▶ **REQUIREMENT**: Extract each line from the entries below that has the string "channel" in it.

▶ **RAW DATA**:
_____
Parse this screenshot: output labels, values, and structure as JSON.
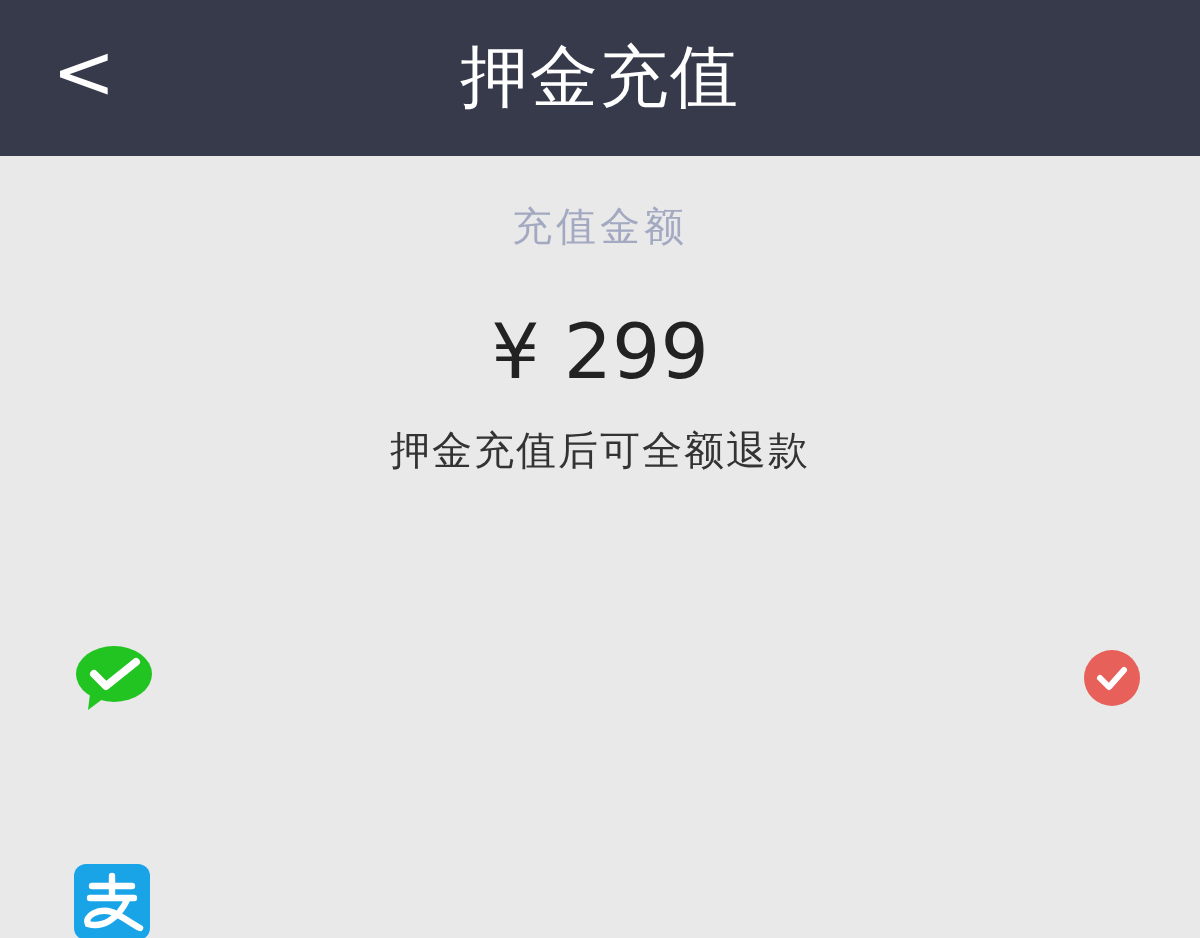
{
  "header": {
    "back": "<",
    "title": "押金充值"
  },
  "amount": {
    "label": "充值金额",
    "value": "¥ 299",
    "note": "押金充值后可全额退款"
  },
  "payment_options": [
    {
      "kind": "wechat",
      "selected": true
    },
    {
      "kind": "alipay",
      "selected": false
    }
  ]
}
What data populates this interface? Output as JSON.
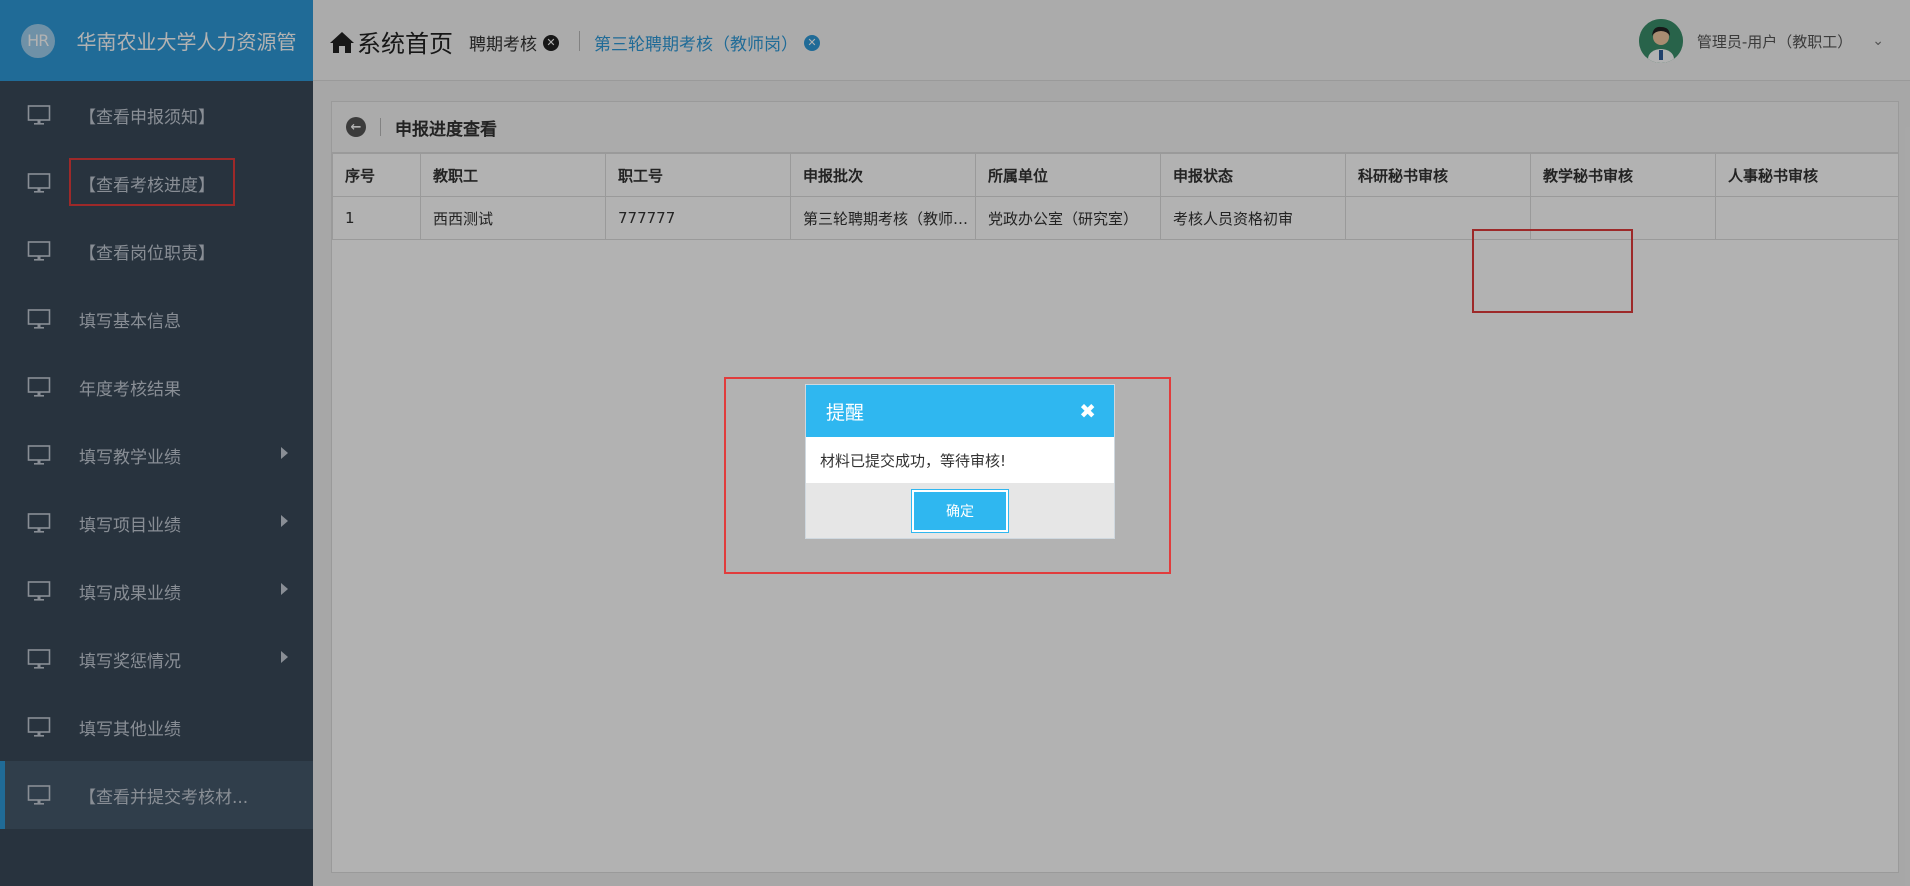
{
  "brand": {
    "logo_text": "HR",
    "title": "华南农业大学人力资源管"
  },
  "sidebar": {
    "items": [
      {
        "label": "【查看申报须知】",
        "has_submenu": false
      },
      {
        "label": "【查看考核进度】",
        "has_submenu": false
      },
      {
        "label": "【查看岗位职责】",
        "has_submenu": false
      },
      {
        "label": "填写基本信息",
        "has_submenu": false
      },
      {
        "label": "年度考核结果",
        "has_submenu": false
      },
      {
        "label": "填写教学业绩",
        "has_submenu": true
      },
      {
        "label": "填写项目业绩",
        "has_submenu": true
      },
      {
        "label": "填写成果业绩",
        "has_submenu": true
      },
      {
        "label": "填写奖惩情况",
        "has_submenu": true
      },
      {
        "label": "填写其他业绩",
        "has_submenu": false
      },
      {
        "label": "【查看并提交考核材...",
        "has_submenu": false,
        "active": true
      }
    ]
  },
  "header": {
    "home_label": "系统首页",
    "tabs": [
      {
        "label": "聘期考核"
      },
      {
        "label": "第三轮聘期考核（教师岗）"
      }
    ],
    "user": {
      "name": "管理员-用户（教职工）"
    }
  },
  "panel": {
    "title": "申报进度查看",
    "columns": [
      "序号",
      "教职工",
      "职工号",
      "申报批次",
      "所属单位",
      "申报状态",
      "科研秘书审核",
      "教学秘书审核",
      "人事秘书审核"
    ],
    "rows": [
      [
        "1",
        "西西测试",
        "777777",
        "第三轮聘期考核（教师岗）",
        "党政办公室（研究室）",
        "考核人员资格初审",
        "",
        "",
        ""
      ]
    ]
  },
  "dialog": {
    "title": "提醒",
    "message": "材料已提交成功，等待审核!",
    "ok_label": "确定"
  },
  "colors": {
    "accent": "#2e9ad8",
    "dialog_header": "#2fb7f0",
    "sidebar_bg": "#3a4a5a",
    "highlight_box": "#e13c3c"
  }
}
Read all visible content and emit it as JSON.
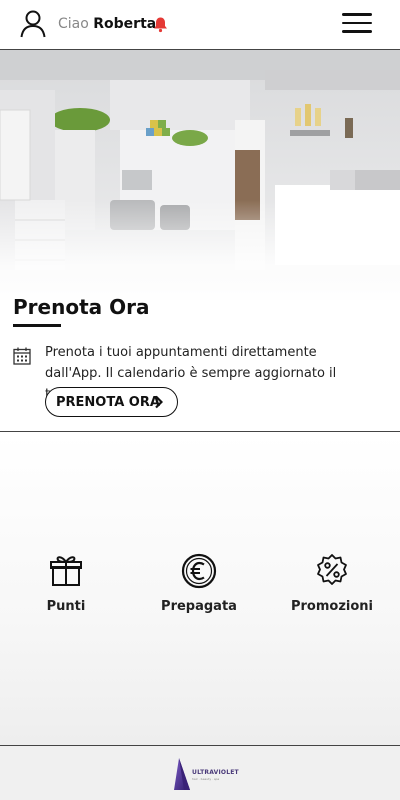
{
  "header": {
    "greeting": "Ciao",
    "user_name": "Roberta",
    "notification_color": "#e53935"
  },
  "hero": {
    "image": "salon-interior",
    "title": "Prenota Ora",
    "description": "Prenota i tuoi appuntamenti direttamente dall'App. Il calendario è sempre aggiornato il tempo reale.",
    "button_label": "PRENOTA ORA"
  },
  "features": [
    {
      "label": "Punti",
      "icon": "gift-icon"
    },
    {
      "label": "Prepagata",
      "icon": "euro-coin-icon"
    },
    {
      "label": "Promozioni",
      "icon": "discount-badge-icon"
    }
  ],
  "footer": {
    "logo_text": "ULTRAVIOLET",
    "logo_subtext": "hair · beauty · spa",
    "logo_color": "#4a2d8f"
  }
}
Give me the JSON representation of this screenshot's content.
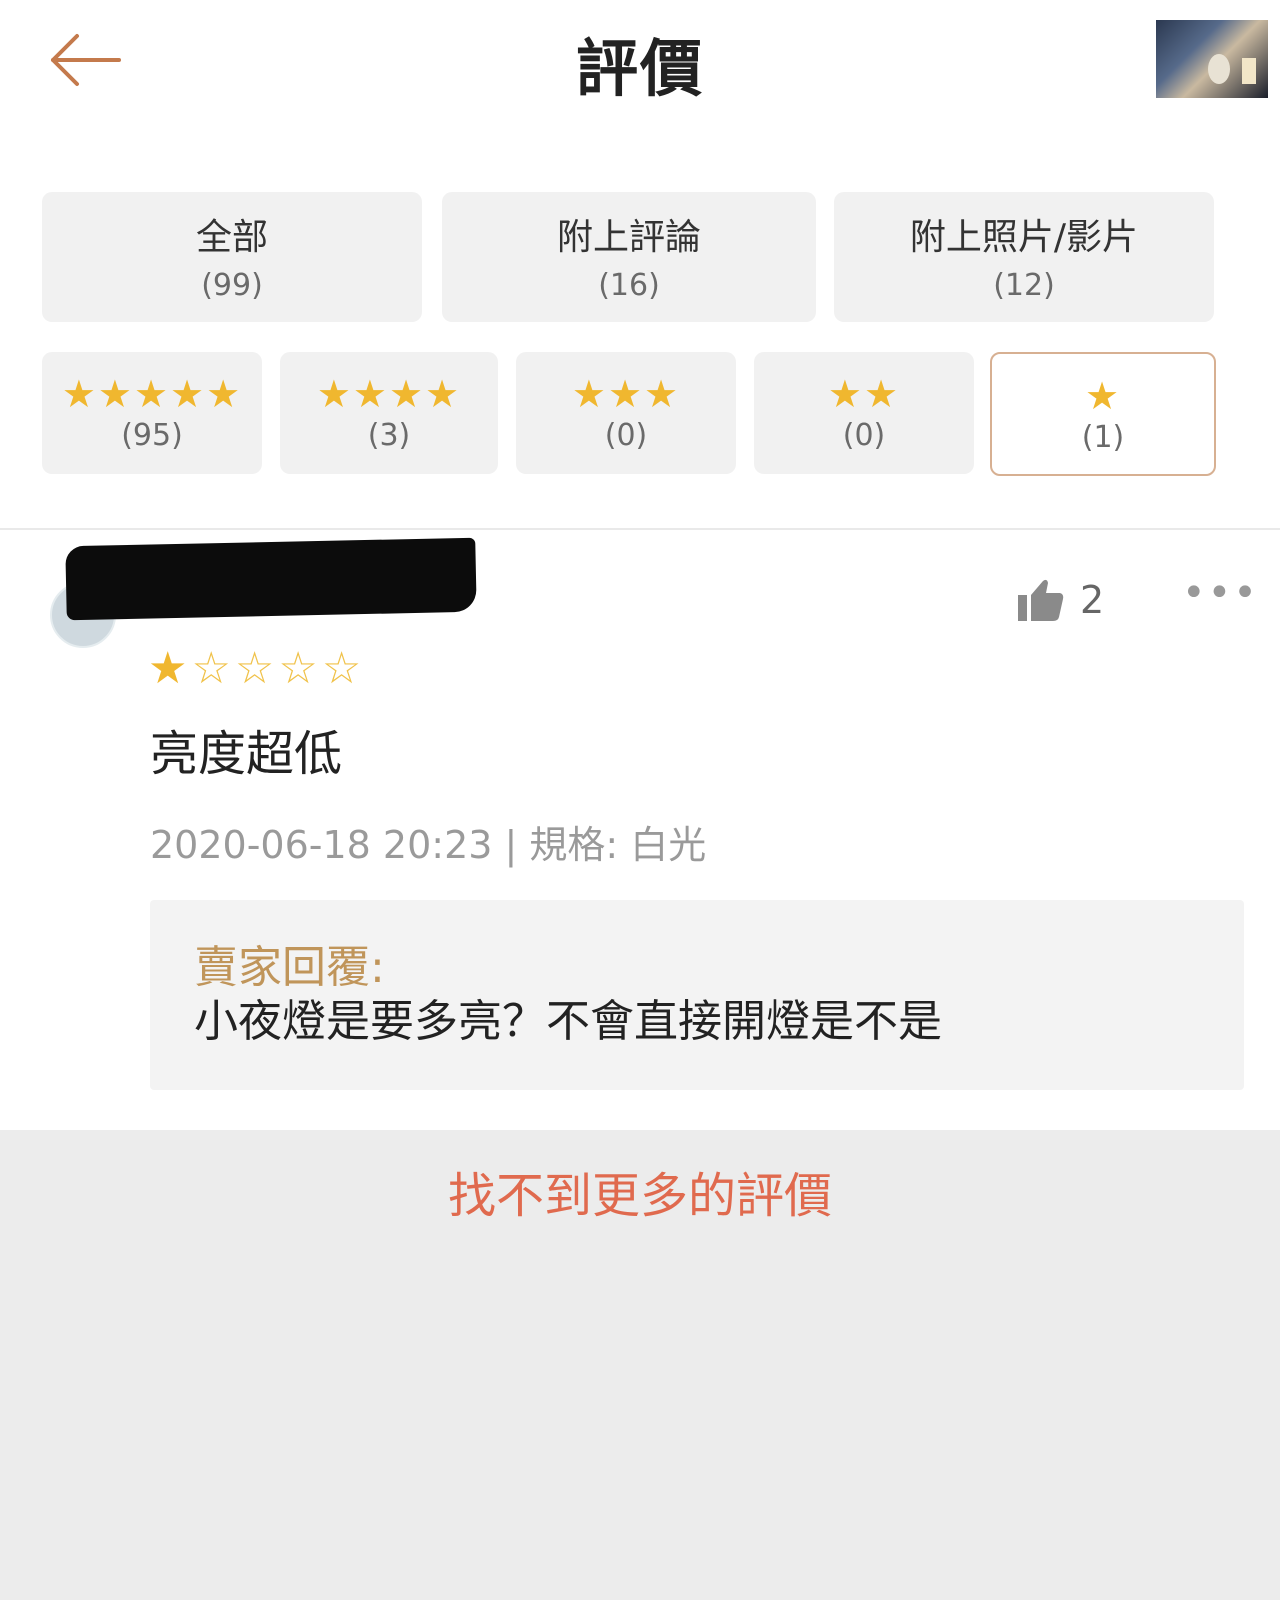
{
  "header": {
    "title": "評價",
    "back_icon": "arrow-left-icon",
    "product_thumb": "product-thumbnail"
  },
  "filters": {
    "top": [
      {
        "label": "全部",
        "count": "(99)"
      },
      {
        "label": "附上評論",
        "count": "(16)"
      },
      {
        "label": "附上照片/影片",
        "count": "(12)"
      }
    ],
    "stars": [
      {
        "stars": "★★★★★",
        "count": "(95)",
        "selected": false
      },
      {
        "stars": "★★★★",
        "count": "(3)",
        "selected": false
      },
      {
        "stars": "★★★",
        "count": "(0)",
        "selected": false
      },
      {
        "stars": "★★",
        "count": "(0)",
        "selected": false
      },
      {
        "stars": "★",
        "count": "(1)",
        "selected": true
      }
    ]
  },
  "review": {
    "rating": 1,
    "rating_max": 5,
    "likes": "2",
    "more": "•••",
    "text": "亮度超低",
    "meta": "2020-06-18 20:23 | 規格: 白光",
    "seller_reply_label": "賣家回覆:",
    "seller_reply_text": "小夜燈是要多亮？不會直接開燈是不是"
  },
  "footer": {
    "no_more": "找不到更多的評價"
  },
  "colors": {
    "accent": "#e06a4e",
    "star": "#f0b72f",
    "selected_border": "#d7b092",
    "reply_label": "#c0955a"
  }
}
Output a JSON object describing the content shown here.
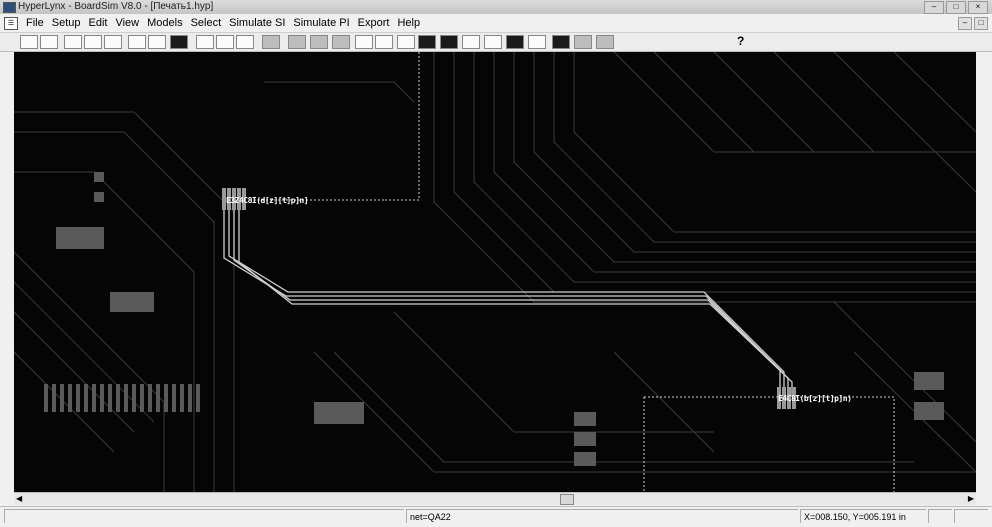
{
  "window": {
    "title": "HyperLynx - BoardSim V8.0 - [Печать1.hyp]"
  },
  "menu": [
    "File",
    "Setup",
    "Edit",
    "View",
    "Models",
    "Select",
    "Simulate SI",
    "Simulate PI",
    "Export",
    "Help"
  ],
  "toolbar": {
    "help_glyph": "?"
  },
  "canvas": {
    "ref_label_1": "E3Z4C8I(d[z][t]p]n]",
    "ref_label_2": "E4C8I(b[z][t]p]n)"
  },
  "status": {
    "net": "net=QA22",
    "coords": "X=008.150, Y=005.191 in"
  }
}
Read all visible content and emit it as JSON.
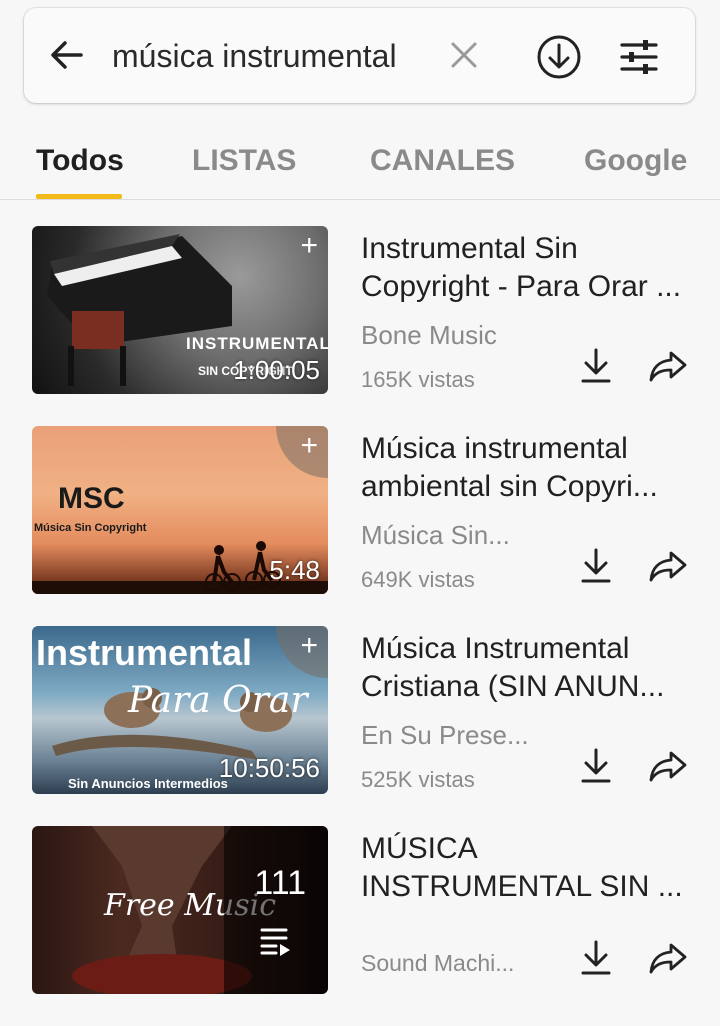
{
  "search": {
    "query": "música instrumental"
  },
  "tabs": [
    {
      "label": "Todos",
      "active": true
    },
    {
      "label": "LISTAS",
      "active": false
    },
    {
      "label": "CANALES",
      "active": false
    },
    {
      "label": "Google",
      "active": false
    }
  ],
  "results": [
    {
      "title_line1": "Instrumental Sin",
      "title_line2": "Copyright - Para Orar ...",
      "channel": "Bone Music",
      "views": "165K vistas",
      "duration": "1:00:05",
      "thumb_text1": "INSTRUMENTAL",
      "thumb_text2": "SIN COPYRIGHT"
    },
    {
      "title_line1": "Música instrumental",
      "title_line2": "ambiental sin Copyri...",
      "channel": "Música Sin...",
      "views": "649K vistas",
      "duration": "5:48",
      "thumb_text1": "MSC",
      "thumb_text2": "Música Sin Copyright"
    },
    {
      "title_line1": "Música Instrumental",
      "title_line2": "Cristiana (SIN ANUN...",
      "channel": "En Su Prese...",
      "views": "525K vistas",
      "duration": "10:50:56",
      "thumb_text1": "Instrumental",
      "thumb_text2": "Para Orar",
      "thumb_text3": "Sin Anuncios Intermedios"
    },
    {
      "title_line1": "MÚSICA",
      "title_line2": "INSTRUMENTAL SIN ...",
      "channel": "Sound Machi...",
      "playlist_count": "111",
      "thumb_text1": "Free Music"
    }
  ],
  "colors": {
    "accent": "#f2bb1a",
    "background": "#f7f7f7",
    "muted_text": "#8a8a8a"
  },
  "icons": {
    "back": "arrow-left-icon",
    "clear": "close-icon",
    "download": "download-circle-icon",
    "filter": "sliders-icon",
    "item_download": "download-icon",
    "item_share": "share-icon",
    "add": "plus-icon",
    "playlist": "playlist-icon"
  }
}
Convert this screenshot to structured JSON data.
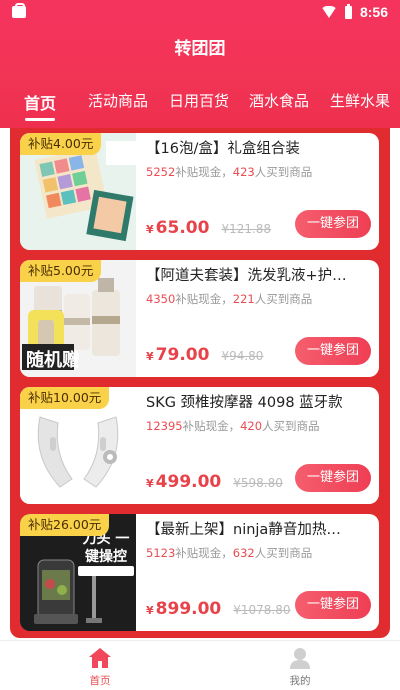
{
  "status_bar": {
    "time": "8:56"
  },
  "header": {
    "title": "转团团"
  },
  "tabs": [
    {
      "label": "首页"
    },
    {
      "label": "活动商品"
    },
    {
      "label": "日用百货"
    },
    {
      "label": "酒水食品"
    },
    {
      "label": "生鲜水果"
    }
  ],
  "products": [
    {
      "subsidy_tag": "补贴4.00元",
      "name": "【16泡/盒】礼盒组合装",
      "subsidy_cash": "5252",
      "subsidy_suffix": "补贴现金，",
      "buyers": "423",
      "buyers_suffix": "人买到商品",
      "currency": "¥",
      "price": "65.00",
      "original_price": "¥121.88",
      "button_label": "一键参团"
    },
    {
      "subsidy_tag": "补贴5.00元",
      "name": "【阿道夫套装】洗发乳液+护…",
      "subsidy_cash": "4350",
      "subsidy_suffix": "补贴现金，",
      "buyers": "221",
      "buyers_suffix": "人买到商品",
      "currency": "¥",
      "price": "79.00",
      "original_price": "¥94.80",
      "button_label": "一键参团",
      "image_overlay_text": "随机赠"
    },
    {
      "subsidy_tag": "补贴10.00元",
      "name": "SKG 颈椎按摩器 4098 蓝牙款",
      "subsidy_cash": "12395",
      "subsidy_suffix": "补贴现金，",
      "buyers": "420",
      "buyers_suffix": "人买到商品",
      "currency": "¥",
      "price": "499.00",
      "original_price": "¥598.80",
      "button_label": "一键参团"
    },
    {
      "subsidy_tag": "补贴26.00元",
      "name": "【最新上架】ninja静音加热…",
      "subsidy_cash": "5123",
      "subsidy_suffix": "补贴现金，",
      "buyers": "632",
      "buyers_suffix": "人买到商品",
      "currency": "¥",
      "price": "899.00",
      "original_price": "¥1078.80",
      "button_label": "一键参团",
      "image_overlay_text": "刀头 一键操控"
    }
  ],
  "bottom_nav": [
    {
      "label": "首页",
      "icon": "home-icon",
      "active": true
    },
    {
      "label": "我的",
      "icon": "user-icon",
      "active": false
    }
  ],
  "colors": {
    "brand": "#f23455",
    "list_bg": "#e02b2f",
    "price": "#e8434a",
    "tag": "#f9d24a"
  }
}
_____
▶ **RESULT OF THIS TASK**:
      "channel": "Bone Music",
      "channel": "Música Sin...",
      "channel": "En Su Prese...",
      "channel": "Sound Machi...",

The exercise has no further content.